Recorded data
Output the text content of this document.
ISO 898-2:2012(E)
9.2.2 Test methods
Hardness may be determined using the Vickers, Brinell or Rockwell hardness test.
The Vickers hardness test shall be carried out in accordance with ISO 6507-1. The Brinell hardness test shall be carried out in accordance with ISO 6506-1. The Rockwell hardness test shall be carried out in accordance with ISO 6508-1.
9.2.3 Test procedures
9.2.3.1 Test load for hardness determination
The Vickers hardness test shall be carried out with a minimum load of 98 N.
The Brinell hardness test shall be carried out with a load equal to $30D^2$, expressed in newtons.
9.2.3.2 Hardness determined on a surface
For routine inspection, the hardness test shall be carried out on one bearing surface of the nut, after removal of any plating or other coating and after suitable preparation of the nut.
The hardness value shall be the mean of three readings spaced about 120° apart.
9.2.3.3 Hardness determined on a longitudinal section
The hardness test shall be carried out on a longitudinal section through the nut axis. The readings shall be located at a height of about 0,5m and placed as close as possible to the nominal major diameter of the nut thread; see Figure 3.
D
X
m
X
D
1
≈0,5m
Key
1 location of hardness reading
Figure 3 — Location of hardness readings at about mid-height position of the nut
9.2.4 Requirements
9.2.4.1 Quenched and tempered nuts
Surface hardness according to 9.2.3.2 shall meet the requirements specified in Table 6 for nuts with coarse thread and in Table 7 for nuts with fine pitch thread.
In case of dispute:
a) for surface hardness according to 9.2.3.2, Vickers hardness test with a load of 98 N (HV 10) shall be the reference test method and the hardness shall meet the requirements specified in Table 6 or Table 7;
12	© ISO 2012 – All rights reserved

### PROBLEM TO WORK ON
The full set of records should be duplicated exactly.

### WRITTEN ANSWER
Output the text content of this document.
ISO 898-2:2012(E)
9.2.2 Test methods
Hardness may be determined using the Vickers, Brinell or Rockwell hardness test.
The Vickers hardness test shall be carried out in accordance with ISO 6507-1. The Brinell hardness test shall be carried out in accordance with ISO 6506-1. The Rockwell hardness test shall be carried out in accordance with ISO 6508-1.
9.2.3 Test procedures
9.2.3.1 Test load for hardness determination
The Vickers hardness test shall be carried out with a minimum load of 98 N.
The Brinell hardness test shall be carried out with a load equal to $30D^2$, expressed in newtons.
9.2.3.2 Hardness determined on a surface
For routine inspection, the hardness test shall be carried out on one bearing surface of the nut, after removal of any plating or other coating and after suitable preparation of the nut.
The hardness value shall be the mean of three readings spaced about 120° apart.
9.2.3.3 Hardness determined on a longitudinal section
The hardness test shall be carried out on a longitudinal section through the nut axis. The readings shall be located at a height of about 0,5m and placed as close as possible to the nominal major diameter of the nut thread; see Figure 3.
D
X
m
X
D
1
≈0,5m
Key
1 location of hardness reading
Figure 3 — Location of hardness readings at about mid-height position of the nut
9.2.4 Requirements
9.2.4.1 Quenched and tempered nuts
Surface hardness according to 9.2.3.2 shall meet the requirements specified in Table 6 for nuts with coarse thread and in Table 7 for nuts with fine pitch thread.
In case of dispute:
a) for surface hardness according to 9.2.3.2, Vickers hardness test with a load of 98 N (HV 10) shall be the reference test method and the hardness shall meet the requirements specified in Table 6 or Table 7;
12	© ISO 2012 – All rights reserved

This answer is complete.